We lived in an interesting time where our normal way of life is being challenged.

To halt the progress of this Covid-19 virus, governments around the world are asking people to keep a safe distance, work from home. Certain non-essential businesses are closed down.

As an individual who is interested in financial independence, financial security and retirement, it feels like Covid-19 may have a profound impact on how people feel about certain themes within the financial independence movement.

This post hopes to give you something to think about.

Work From Home is Simulating Your Ideal Life

Many of us are forced to work from home, do split teams or go into office on alternate days.

With work from home, it gives you the opportunity to test out how life would be if you are

  1. A freelancer working in a knowledge-based role
  2. Semi-retirement lifestyle or a cruising retirement lifestyle
  3. Working while your children and spouse are at home over a prolonged period
  4. If you do not need to commute

The reason why we aspire for financial independence is maybe because we wish

  1. To have optionality in life
  2. Have more time
  3. Be able to spend more time with family
  4. Get away from toxic work culture
  5. Spend time on our hobbies

We can test a few of these things to varying degrees. We discussed a bit in our Financial Independence Telegram group about this.

One individual is using this period to test out a life of working, exercising and see if this is really the ideal life. Another came to a conclusion retirement is boring.

Most are trying to adjust to working from home while in close proximity to family. A few are adjusting to doing too much compared to when there is clear segregation of personal and working life.

Reflect upon this period

  1. Is this a more balanced life for you?
  2. Do you miss working in the office or seeing co-workers?
  3. Were you able to focus on working a certain hours, then switch your brain off and do stuff you enjoy?
  4. How big of a deal is not having to commute?

Your idea about financial independence may be re-calibrated.

Identifying How Lean Your Expenses Can Be… and is Still An Acceptable Living

One of the key aspect about planning for your financial independence is answering the question of how much income you need.

That is a function of how much your family and yourself need in terms of annual expense.

I do advocate for people to look upon each expense line item as two component:

  1. Essential expenses
  2. Less Essential expenses

It is always a debate what are essential and what is less essential.

Spending only on essential expenses is basically close to survival mode living that is acceptable. You are not giving your family the best, just enough. You are also not going to the bare minimum.

You would realize that it is not a question of whether vacation is essential or tuition is essential. For each expenses, there are different grade to this.

For example, everyone feels that food is an essential expense.

No. There are different grade of expenses. Fine-dining is one grade. Eating at restaurants is another grade. Kopi-tiam food is another. Cooking Maggie Mee and Steaming Buns at home is another.

If you classify food into the minimally acceptable level and the extravagant one, then you may be able to split your expenses to essential and non-essential.

During this period, you may be able to figure your essential expenses out better.

Government is asking non-essential services to stop working from Tuesday onwards. You are restricted from traveling. Some of you might see your job turned temporary or might have lost your job.

> _Problem statement_: Continue the post on Covid-19 and financial independence, picking up right after its final sentence.

> _Dataset records_:

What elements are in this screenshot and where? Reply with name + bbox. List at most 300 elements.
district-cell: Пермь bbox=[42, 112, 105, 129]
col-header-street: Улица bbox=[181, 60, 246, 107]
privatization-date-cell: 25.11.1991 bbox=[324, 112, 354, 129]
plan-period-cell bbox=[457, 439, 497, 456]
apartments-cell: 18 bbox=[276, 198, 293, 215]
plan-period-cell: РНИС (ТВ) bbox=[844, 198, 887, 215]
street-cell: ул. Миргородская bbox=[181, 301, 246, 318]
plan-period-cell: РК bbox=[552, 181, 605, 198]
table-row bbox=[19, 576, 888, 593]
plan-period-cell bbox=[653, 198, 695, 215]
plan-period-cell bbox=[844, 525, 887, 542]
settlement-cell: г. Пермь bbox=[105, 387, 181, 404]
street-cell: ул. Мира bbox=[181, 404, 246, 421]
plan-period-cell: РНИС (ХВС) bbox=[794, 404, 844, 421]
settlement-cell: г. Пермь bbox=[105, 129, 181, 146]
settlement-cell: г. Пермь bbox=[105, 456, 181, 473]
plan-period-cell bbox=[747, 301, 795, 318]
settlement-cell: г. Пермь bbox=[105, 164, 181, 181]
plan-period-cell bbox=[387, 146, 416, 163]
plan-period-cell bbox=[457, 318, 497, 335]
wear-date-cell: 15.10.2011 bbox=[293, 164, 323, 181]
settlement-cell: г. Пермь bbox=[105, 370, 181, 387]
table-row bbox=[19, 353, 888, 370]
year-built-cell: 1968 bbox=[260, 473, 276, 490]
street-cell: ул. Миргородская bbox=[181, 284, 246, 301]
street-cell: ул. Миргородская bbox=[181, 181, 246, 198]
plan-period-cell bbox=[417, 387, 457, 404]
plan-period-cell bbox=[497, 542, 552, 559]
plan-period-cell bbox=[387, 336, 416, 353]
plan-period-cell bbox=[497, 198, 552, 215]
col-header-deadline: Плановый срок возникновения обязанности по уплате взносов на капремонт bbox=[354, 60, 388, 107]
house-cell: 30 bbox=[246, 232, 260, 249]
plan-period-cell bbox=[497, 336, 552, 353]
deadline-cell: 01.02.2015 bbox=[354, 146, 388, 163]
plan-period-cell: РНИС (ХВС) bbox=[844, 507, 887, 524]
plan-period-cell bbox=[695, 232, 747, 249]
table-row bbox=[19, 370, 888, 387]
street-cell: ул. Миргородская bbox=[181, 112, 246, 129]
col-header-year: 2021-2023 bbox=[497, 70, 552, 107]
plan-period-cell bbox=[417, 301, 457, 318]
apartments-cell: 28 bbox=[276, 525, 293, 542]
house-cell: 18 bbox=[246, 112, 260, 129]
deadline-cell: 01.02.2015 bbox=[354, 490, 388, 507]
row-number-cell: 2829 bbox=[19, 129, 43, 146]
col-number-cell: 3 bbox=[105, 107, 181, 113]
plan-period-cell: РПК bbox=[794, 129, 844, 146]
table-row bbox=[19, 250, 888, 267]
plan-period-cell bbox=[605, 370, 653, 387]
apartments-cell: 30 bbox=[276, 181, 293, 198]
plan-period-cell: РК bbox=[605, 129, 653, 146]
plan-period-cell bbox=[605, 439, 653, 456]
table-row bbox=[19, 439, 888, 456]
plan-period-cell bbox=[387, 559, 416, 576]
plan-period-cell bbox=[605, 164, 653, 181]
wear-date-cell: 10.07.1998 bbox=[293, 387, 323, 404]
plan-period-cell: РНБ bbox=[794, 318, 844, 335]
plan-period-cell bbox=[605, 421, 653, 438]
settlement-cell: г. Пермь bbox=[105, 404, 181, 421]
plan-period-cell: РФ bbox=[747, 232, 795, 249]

> _Task response_:
Almost everyone is going into maintanenance mode.

If you pay attention to your expenses, you might be able to extrapolate and figure out your annual essential expenses. It would be best if majority of your transactions are recorded in credit cards and bank statements.

At the end of April

  1. Take a look at how much you spend
  2. Contrast that to how much you were spending previously
  3. Reflect upon also your views about this quality of life

Some of us find that our spending does not differ much. At most, we save on transportation cost.

Some realise their expenses are lower.

Folks come into planning with some outrageous income needs. This is a time to reflect if it is outrageous.

If you need less, you are closer to your financial independence goal.

If it is a struggle for you here are a trigger list to think about:

  1. Food
  2. Transport
  3. Home for living
  4. Insurance for Protection (not investment or saving)
  5. Children
  6. Household (Utilities, home improvement, ancillary services like maid)

How Much Slack Do You Need in Your Life?

This COVID-19 crisis somewhat highlights how much slack we have in our way of living.

Slack means having enough room to operate, enough to sustain some margins for error.

This crisis highlights perhaps the downside of an efficient system:

  1. Businesses operate without excess cash holding. If your company has too much cash, activist shareholders will question why do you need so much cash. It is not doing anything and it brings down the company’s return on equity.
  2. Paycheck to paycheck. How much we earned, it is paid out or deployed through recurring payments to insurance companies, mortgage payments. Our savings are in the form of lock-in commitments that cannot be stopped.
  3. Retirement Planning for the bare minimum. This probably going to contrast against what I said in the previous section. Because our retirement needs are so much, we planned for just enough. No slack. When the economic situation do not work our way, we find it hard to react.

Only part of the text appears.